Your task:
Find each line with the string "Photometric" and copy it.
++++ Data records ++++
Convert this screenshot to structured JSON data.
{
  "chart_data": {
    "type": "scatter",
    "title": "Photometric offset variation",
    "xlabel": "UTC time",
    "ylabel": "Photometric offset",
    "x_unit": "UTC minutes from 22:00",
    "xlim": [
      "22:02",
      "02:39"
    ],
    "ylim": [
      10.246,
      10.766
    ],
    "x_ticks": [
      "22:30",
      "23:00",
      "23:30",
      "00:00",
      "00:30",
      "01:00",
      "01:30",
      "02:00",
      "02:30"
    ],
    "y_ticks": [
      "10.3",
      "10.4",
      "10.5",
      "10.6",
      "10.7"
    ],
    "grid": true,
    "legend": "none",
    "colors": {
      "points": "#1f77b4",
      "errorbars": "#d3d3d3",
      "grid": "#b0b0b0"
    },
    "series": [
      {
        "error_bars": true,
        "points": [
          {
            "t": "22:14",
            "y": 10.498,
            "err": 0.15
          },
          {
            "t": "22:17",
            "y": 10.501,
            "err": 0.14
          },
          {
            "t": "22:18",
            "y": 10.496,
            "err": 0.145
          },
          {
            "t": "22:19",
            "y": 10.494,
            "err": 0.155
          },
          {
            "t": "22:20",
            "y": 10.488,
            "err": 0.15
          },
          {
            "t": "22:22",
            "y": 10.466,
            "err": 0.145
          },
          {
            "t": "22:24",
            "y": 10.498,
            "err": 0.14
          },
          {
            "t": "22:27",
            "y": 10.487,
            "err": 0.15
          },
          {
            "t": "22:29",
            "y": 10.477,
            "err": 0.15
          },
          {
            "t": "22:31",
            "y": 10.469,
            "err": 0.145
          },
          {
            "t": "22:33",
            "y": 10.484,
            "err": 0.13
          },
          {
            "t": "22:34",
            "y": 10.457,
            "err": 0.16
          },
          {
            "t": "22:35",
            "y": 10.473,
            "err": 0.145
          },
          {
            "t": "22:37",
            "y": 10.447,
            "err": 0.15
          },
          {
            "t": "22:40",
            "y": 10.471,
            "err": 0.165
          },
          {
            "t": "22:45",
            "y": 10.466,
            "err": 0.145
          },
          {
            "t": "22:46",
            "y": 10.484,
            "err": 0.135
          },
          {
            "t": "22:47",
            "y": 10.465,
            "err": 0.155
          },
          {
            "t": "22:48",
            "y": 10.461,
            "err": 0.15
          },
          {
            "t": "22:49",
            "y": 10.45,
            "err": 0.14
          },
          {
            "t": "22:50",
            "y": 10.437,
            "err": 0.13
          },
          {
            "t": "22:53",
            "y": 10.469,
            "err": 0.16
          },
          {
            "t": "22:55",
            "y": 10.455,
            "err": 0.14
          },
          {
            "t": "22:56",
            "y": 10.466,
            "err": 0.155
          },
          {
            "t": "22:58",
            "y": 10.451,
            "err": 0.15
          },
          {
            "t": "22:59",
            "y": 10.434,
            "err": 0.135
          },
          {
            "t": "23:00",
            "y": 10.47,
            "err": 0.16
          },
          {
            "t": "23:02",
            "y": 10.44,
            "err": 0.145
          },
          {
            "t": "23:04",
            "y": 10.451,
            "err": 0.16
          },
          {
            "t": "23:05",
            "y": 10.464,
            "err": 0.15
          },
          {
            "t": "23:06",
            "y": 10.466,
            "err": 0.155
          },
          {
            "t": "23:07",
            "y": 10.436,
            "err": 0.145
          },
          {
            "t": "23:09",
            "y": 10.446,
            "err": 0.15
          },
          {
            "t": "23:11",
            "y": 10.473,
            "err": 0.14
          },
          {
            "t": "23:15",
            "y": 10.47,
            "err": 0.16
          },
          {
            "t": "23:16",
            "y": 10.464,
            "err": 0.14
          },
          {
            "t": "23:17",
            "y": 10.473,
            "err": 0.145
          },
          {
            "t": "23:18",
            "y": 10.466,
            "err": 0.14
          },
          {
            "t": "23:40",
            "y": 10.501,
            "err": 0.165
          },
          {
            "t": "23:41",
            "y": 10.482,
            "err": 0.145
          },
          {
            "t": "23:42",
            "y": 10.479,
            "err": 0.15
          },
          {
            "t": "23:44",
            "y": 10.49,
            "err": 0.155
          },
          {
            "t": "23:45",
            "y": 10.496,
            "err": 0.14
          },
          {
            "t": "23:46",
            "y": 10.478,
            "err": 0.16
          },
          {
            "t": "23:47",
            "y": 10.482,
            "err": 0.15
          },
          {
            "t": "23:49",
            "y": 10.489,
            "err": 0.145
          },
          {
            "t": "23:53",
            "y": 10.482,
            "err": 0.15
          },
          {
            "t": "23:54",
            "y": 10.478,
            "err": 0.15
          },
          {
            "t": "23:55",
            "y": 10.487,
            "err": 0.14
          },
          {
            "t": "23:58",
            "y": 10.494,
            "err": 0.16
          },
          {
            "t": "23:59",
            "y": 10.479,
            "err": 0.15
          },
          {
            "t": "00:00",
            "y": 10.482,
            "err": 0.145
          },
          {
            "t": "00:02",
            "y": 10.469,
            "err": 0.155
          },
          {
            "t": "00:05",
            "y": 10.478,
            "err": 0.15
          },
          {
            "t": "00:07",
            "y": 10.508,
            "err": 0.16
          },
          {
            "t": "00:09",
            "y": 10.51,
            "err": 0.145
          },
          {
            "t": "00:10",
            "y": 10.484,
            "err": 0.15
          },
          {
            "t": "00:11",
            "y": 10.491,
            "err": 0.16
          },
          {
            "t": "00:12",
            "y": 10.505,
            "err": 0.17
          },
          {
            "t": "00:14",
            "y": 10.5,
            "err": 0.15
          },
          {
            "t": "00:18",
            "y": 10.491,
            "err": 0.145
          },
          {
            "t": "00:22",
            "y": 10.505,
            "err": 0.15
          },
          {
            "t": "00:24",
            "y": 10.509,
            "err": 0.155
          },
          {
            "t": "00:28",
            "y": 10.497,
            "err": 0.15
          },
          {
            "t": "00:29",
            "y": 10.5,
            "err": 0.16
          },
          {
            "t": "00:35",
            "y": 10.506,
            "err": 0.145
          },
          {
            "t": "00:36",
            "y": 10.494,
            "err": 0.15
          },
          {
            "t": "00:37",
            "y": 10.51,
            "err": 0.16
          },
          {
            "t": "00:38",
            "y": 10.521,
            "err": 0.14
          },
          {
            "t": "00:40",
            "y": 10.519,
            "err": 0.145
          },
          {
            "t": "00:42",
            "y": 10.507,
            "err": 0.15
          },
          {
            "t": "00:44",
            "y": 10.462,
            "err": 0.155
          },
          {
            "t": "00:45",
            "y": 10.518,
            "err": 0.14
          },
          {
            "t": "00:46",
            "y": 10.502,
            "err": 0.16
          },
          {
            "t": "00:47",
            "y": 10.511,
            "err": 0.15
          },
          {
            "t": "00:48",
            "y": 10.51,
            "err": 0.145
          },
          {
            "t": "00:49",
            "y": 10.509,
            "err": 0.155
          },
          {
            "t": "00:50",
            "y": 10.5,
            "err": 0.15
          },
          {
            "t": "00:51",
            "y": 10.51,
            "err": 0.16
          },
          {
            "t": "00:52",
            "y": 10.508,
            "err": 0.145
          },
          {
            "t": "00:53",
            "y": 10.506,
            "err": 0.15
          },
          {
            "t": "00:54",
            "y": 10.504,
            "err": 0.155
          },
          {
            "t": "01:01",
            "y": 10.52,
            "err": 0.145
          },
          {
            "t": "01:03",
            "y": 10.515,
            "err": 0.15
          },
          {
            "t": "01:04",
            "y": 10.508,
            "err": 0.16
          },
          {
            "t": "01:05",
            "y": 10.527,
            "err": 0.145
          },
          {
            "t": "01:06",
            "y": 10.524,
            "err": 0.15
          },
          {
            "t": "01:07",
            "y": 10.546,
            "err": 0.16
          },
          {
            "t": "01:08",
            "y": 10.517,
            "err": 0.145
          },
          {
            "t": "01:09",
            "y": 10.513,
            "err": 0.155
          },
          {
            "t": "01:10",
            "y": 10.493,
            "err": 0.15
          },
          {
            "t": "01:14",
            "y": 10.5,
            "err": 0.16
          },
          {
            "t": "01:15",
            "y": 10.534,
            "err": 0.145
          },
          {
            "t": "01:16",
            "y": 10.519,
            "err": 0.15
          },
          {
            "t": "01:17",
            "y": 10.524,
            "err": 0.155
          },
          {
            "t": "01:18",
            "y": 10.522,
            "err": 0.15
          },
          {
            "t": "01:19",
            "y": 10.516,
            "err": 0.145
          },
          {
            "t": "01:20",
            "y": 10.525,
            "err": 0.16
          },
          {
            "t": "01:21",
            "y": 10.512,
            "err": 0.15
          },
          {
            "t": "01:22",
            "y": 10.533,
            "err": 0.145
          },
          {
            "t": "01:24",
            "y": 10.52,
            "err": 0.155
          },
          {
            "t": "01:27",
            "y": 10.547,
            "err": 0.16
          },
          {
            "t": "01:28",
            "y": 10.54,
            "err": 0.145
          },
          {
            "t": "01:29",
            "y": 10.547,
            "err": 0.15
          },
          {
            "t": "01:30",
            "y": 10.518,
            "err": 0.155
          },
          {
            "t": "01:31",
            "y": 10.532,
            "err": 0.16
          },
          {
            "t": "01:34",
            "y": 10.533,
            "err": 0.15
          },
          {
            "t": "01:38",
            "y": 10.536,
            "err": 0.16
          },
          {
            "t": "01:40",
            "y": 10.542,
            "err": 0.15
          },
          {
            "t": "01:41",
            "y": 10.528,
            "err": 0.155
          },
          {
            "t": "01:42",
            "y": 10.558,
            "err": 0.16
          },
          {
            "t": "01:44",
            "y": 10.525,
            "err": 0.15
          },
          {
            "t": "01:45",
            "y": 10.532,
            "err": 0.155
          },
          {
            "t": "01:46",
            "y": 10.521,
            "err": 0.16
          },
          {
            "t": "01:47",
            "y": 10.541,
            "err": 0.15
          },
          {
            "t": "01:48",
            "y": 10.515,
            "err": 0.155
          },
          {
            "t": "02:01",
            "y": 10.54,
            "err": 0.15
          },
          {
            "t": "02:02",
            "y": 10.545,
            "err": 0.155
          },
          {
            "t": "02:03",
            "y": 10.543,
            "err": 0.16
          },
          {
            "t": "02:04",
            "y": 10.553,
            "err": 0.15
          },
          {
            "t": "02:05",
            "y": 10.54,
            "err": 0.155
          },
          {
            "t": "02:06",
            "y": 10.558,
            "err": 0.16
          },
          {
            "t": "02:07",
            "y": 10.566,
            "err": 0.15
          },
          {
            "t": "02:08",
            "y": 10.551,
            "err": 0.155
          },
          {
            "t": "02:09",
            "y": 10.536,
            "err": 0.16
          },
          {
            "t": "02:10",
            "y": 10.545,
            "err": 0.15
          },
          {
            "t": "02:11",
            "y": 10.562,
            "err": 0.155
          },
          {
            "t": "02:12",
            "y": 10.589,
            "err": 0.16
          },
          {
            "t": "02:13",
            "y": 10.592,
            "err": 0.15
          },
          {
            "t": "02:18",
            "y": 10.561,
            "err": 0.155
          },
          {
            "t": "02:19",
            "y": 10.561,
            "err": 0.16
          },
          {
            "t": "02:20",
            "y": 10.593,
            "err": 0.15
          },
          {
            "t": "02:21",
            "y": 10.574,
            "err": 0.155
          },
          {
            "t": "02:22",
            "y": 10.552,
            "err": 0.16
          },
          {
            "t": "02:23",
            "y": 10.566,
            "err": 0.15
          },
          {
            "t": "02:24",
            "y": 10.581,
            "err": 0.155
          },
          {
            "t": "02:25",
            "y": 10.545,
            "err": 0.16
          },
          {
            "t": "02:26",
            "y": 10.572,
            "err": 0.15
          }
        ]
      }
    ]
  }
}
++++
Exercise response:
    "title": "Photometric offset variation",
    "ylabel": "Photometric offset",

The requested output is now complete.